> _EXTRACT PROVIDED_:
★ ★ ★ ★

I don't have real-life social connections, although I guess I could try to make them, but I don't want to because I'm prevented from being the person I want to be, and I'm so far from the terms on which I'd like to relate to the world. I have nothing to contribute, nor could it make me happier. I don't like people my age and I don't share their goals, but I can't pursue my own goals or fit in with those who share mine. Even as far as the Internet goes, as things stand, I have no use for it except as a distraction and a source of frustration I can't push back against or assert myself within. Since I'm prevented from capitalizing on whatever talent I might have, as time goes on, the chances my life could turn out well decrease.
There is still a chance that I could fix my disability, which I've been trying to do my entire adult life, but even that chance is a long ways off, because doctors have long wait lists and they're unlikely to agree to the things I want to try. And the things that might really solve my problems are even unlikelier, and have huge risks. I have an appointment months from now, and if it doesn't go anywhere I think I'll kill myself.
Anybody with disabilities other than the mental ones, or physical circumstances preventing their happiness other than just ugliness?
No.303862
>>303779Do you have money saved? If you're really going to do it, I can't blame or stop you. Blowing your savings at a Michelin star restaurant or an expensive hotel or etc. one thing I'd do.
One thing I *wouldn't* do is anything of the sort recommended in advice like, "If you're going to kill yourself, why don't you go outside and ask random succubi if they'd like to go on a date or have sex one last time?" If they're not approaching you, they don't actively desire you, and it's just more humiliation.

★ ★ ★ ★

> _ENTRIES SUPPLIED_:
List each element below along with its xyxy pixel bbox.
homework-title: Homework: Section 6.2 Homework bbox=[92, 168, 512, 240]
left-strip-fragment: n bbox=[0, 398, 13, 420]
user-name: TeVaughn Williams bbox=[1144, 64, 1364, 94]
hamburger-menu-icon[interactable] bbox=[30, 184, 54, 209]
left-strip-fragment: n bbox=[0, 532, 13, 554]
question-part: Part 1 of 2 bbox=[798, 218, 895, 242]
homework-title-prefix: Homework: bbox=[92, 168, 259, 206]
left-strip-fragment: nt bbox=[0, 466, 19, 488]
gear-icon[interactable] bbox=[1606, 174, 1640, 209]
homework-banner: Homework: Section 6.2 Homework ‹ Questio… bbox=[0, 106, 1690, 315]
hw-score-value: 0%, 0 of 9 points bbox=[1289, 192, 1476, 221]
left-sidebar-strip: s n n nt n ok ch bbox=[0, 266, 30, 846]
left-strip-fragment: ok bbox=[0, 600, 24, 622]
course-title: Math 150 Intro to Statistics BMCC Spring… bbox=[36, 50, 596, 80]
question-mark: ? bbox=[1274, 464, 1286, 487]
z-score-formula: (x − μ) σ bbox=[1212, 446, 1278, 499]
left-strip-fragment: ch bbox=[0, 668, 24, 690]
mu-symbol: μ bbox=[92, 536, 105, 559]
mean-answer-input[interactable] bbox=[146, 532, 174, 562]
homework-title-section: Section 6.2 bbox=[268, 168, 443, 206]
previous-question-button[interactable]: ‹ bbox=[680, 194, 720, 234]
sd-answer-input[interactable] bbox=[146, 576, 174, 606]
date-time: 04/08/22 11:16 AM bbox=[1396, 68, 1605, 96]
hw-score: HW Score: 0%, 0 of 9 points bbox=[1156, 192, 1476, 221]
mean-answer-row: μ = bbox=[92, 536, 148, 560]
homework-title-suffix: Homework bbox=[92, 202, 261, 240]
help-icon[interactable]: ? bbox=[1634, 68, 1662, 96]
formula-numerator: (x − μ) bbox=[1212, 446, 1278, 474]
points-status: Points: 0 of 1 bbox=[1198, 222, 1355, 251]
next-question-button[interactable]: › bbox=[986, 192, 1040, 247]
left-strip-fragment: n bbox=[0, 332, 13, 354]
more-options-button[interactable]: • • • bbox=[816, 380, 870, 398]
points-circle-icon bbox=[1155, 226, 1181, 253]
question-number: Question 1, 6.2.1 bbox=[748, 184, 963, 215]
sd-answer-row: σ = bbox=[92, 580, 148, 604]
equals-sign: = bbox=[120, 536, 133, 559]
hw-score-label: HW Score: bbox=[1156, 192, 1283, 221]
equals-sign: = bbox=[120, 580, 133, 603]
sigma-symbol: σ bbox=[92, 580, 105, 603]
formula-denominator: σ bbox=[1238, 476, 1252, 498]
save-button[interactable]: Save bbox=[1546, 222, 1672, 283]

★ ★ ★ ★

> _PROBLEM DESCRIPTION_:
Say whether each statement agrees with the forum excerpt, answering yes or no and quoting the deciding words of the text exactly.
(a) The writer expects doctors to agree to the treatments the writer wants to try.
(b) The writer does not share the goals of people the same age.
(c) The writer's appointment is only a few days away.

> _WORKED SOLUTION_:
(a) No: "they're unlikely to agree to the things I want to try"
(b) Yes: "I don't like people my age and I don't share their goals"
(c) No: "I have an appointment months from now"